** WRITTEN EXERCISE **
Print the entries verbatim, leaving out the images they contain.

Structured figure records
▼▼▼

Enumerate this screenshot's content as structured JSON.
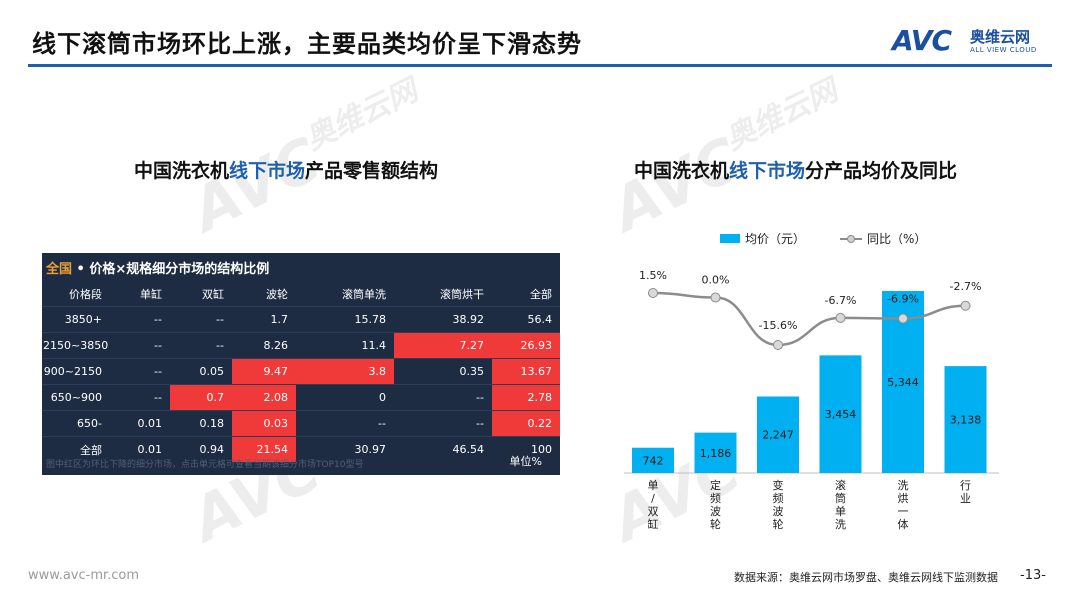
{
  "header": {
    "title": "线下滚筒市场环比上涨，主要品类均价呈下滑态势",
    "logo_mark": "AVC",
    "logo_cn": "奥维云网",
    "logo_en": "ALL VIEW CLOUD"
  },
  "left": {
    "subtitle_pre": "中国洗衣机",
    "subtitle_hl": "线下市场",
    "subtitle_post": "产品零售额结构",
    "panel_title_accent": "全国",
    "panel_title": " • 价格×规格细分市场的结构比例",
    "columns": [
      "价格段",
      "单缸",
      "双缸",
      "波轮",
      "滚筒单洗",
      "滚筒烘干",
      "全部"
    ],
    "rows": [
      {
        "label": "3850+",
        "cells": [
          "--",
          "--",
          "1.7",
          "15.78",
          "38.92",
          "56.4"
        ],
        "red": [
          false,
          false,
          false,
          false,
          false,
          false
        ]
      },
      {
        "label": "2150~3850",
        "cells": [
          "--",
          "--",
          "8.26",
          "11.4",
          "7.27",
          "26.93"
        ],
        "red": [
          false,
          false,
          false,
          false,
          true,
          true
        ]
      },
      {
        "label": "900~2150",
        "cells": [
          "--",
          "0.05",
          "9.47",
          "3.8",
          "0.35",
          "13.67"
        ],
        "red": [
          false,
          false,
          true,
          true,
          false,
          true
        ]
      },
      {
        "label": "650~900",
        "cells": [
          "--",
          "0.7",
          "2.08",
          "0",
          "--",
          "2.78"
        ],
        "red": [
          false,
          true,
          true,
          false,
          false,
          true
        ]
      },
      {
        "label": "650-",
        "cells": [
          "0.01",
          "0.18",
          "0.03",
          "--",
          "--",
          "0.22"
        ],
        "red": [
          false,
          false,
          true,
          false,
          false,
          true
        ]
      },
      {
        "label": "全部",
        "cells": [
          "0.01",
          "0.94",
          "21.54",
          "30.97",
          "46.54",
          "100"
        ],
        "red": [
          false,
          false,
          true,
          false,
          false,
          false
        ]
      }
    ],
    "footnote": "图中红区为环比下降的细分市场，点击单元格可查看当期该细分市场TOP10型号",
    "unit": "单位%",
    "colors": {
      "panel_bg": "#1e2c43",
      "highlight": "#f03a3a",
      "accent": "#f0a030"
    }
  },
  "right": {
    "subtitle_pre": "中国洗衣机",
    "subtitle_hl": "线下市场",
    "subtitle_post": "分产品均价及同比"
  },
  "chart_data": {
    "type": "bar",
    "categories": [
      "单/双缸",
      "定频波轮",
      "变频波轮",
      "滚筒单洗",
      "洗烘一体",
      "行业"
    ],
    "series": [
      {
        "name": "均价（元）",
        "type": "bar",
        "values": [
          742,
          1186,
          2247,
          3454,
          5344,
          3138
        ],
        "labels": [
          "742",
          "1,186",
          "2,247",
          "3,454",
          "5,344",
          "3,138"
        ],
        "color": "#00b0f0"
      },
      {
        "name": "同比（%）",
        "type": "line",
        "values": [
          1.5,
          0.0,
          -15.6,
          -6.7,
          -6.9,
          -2.7
        ],
        "labels": [
          "1.5%",
          "0.0%",
          "-15.6%",
          "-6.7%",
          "-6.9%",
          "-2.7%"
        ],
        "color": "#8c8c8c"
      }
    ],
    "legend_position": "top",
    "grid": false
  },
  "footer": {
    "url": "www.avc-mr.com",
    "source": "数据来源：奥维云网市场罗盘、奥维云网线下监测数据",
    "page": "-13-"
  }
}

▲▲▲

** SOLUTION TO THIS TASK **
Enumerate this screenshot's content as structured JSON.
{
  "header": {
    "title": "线下滚筒市场环比上涨，主要品类均价呈下滑态势",
    "logo_mark": "AVC",
    "logo_cn": "奥维云网",
    "logo_en": "ALL VIEW CLOUD"
  },
  "left": {
    "subtitle_pre": "中国洗衣机",
    "subtitle_hl": "线下市场",
    "subtitle_post": "产品零售额结构",
    "panel_title_accent": "全国",
    "panel_title": " • 价格×规格细分市场的结构比例",
    "columns": [
      "价格段",
      "单缸",
      "双缸",
      "波轮",
      "滚筒单洗",
      "滚筒烘干",
      "全部"
    ],
    "rows": [
      {
        "label": "3850+",
        "cells": [
          "--",
          "--",
          "1.7",
          "15.78",
          "38.92",
          "56.4"
        ],
        "red": [
          false,
          false,
          false,
          false,
          false,
          false
        ]
      },
      {
        "label": "2150~3850",
        "cells": [
          "--",
          "--",
          "8.26",
          "11.4",
          "7.27",
          "26.93"
        ],
        "red": [
          false,
          false,
          false,
          false,
          true,
          true
        ]
      },
      {
        "label": "900~2150",
        "cells": [
          "--",
          "0.05",
          "9.47",
          "3.8",
          "0.35",
          "13.67"
        ],
        "red": [
          false,
          false,
          true,
          true,
          false,
          true
        ]
      },
      {
        "label": "650~900",
        "cells": [
          "--",
          "0.7",
          "2.08",
          "0",
          "--",
          "2.78"
        ],
        "red": [
          false,
          true,
          true,
          false,
          false,
          true
        ]
      },
      {
        "label": "650-",
        "cells": [
          "0.01",
          "0.18",
          "0.03",
          "--",
          "--",
          "0.22"
        ],
        "red": [
          false,
          false,
          true,
          false,
          false,
          true
        ]
      },
      {
        "label": "全部",
        "cells": [
          "0.01",
          "0.94",
          "21.54",
          "30.97",
          "46.54",
          "100"
        ],
        "red": [
          false,
          false,
          true,
          false,
          false,
          false
        ]
      }
    ],
    "footnote": "图中红区为环比下降的细分市场，点击单元格可查看当期该细分市场TOP10型号",
    "unit": "单位%",
    "colors": {
      "panel_bg": "#1e2c43",
      "highlight": "#f03a3a",
      "accent": "#f0a030"
    }
  },
  "right": {
    "subtitle_pre": "中国洗衣机",
    "subtitle_hl": "线下市场",
    "subtitle_post": "分产品均价及同比"
  },
  "chart_data": {
    "type": "bar",
    "categories": [
      "单/双缸",
      "定频波轮",
      "变频波轮",
      "滚筒单洗",
      "洗烘一体",
      "行业"
    ],
    "series": [
      {
        "name": "均价（元）",
        "type": "bar",
        "values": [
          742,
          1186,
          2247,
          3454,
          5344,
          3138
        ],
        "labels": [
          "742",
          "1,186",
          "2,247",
          "3,454",
          "5,344",
          "3,138"
        ],
        "color": "#00b0f0"
      },
      {
        "name": "同比（%）",
        "type": "line",
        "values": [
          1.5,
          0.0,
          -15.6,
          -6.7,
          -6.9,
          -2.7
        ],
        "labels": [
          "1.5%",
          "0.0%",
          "-15.6%",
          "-6.7%",
          "-6.9%",
          "-2.7%"
        ],
        "color": "#8c8c8c"
      }
    ],
    "legend_position": "top",
    "grid": false
  },
  "footer": {
    "url": "www.avc-mr.com",
    "source": "数据来源：奥维云网市场罗盘、奥维云网线下监测数据",
    "page": "-13-"
  }
}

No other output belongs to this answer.